Data for this task:

## Begin

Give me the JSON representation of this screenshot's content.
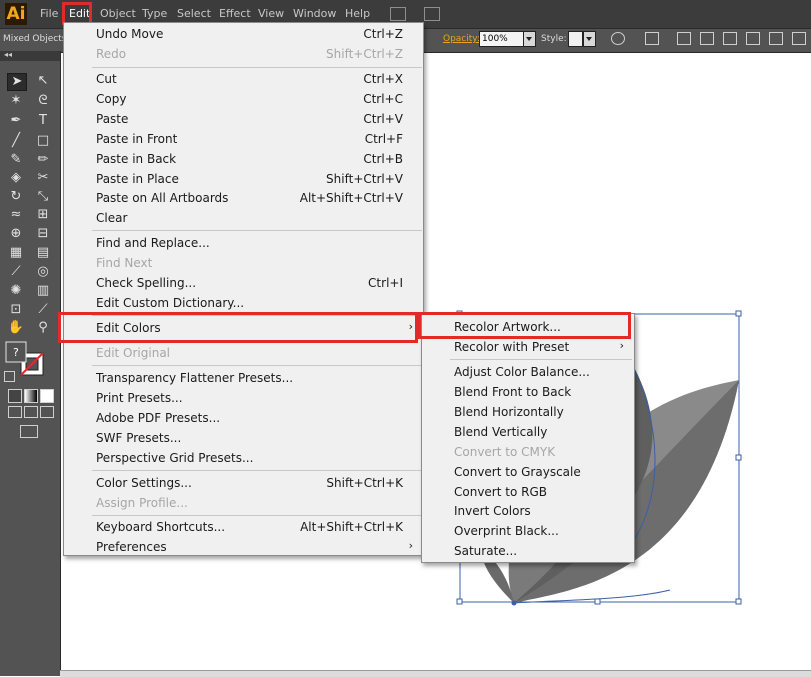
{
  "app": {
    "logo": "Ai"
  },
  "menubar": {
    "items": [
      "File",
      "Edit",
      "Object",
      "Type",
      "Select",
      "Effect",
      "View",
      "Window",
      "Help"
    ]
  },
  "controlbar": {
    "selection": "Mixed Objects",
    "opacity_label": "Opacity:",
    "opacity_value": "100%",
    "style_label": "Style:"
  },
  "fill_stroke": {
    "question": "?"
  },
  "edit_menu": {
    "items": [
      {
        "label": "Undo Move",
        "shortcut": "Ctrl+Z"
      },
      {
        "label": "Redo",
        "shortcut": "Shift+Ctrl+Z"
      },
      {
        "label": "Cut",
        "shortcut": "Ctrl+X"
      },
      {
        "label": "Copy",
        "shortcut": "Ctrl+C"
      },
      {
        "label": "Paste",
        "shortcut": "Ctrl+V"
      },
      {
        "label": "Paste in Front",
        "shortcut": "Ctrl+F"
      },
      {
        "label": "Paste in Back",
        "shortcut": "Ctrl+B"
      },
      {
        "label": "Paste in Place",
        "shortcut": "Shift+Ctrl+V"
      },
      {
        "label": "Paste on All Artboards",
        "shortcut": "Alt+Shift+Ctrl+V"
      },
      {
        "label": "Clear",
        "shortcut": ""
      },
      {
        "label": "Find and Replace...",
        "shortcut": ""
      },
      {
        "label": "Find Next",
        "shortcut": ""
      },
      {
        "label": "Check Spelling...",
        "shortcut": "Ctrl+I"
      },
      {
        "label": "Edit Custom Dictionary...",
        "shortcut": ""
      },
      {
        "label": "Edit Colors",
        "shortcut": "›"
      },
      {
        "label": "Edit Original",
        "shortcut": ""
      },
      {
        "label": "Transparency Flattener Presets...",
        "shortcut": ""
      },
      {
        "label": "Print Presets...",
        "shortcut": ""
      },
      {
        "label": "Adobe PDF Presets...",
        "shortcut": ""
      },
      {
        "label": "SWF Presets...",
        "shortcut": ""
      },
      {
        "label": "Perspective Grid Presets...",
        "shortcut": ""
      },
      {
        "label": "Color Settings...",
        "shortcut": "Shift+Ctrl+K"
      },
      {
        "label": "Assign Profile...",
        "shortcut": ""
      },
      {
        "label": "Keyboard Shortcuts...",
        "shortcut": "Alt+Shift+Ctrl+K"
      },
      {
        "label": "Preferences",
        "shortcut": "›"
      }
    ]
  },
  "edit_colors_submenu": {
    "items": [
      {
        "label": "Recolor Artwork...",
        "arrow": ""
      },
      {
        "label": "Recolor with Preset",
        "arrow": "›"
      },
      {
        "label": "Adjust Color Balance...",
        "arrow": ""
      },
      {
        "label": "Blend Front to Back",
        "arrow": ""
      },
      {
        "label": "Blend Horizontally",
        "arrow": ""
      },
      {
        "label": "Blend Vertically",
        "arrow": ""
      },
      {
        "label": "Convert to CMYK",
        "arrow": ""
      },
      {
        "label": "Convert to Grayscale",
        "arrow": ""
      },
      {
        "label": "Convert to RGB",
        "arrow": ""
      },
      {
        "label": "Invert Colors",
        "arrow": ""
      },
      {
        "label": "Overprint Black...",
        "arrow": ""
      },
      {
        "label": "Saturate...",
        "arrow": ""
      }
    ]
  },
  "colors": {
    "highlight_border": "#e12b2b",
    "logo_text": "#f3a51f"
  }
}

## End

Problem:
Copy out each line of the data containing the string "Shift".

Task answer:
        "shortcut": "Shift+Ctrl+Z"
        "shortcut": "Shift+Ctrl+V"
        "shortcut": "Alt+Shift+Ctrl+V"
        "shortcut": "Shift+Ctrl+K"
        "shortcut": "Alt+Shift+Ctrl+K"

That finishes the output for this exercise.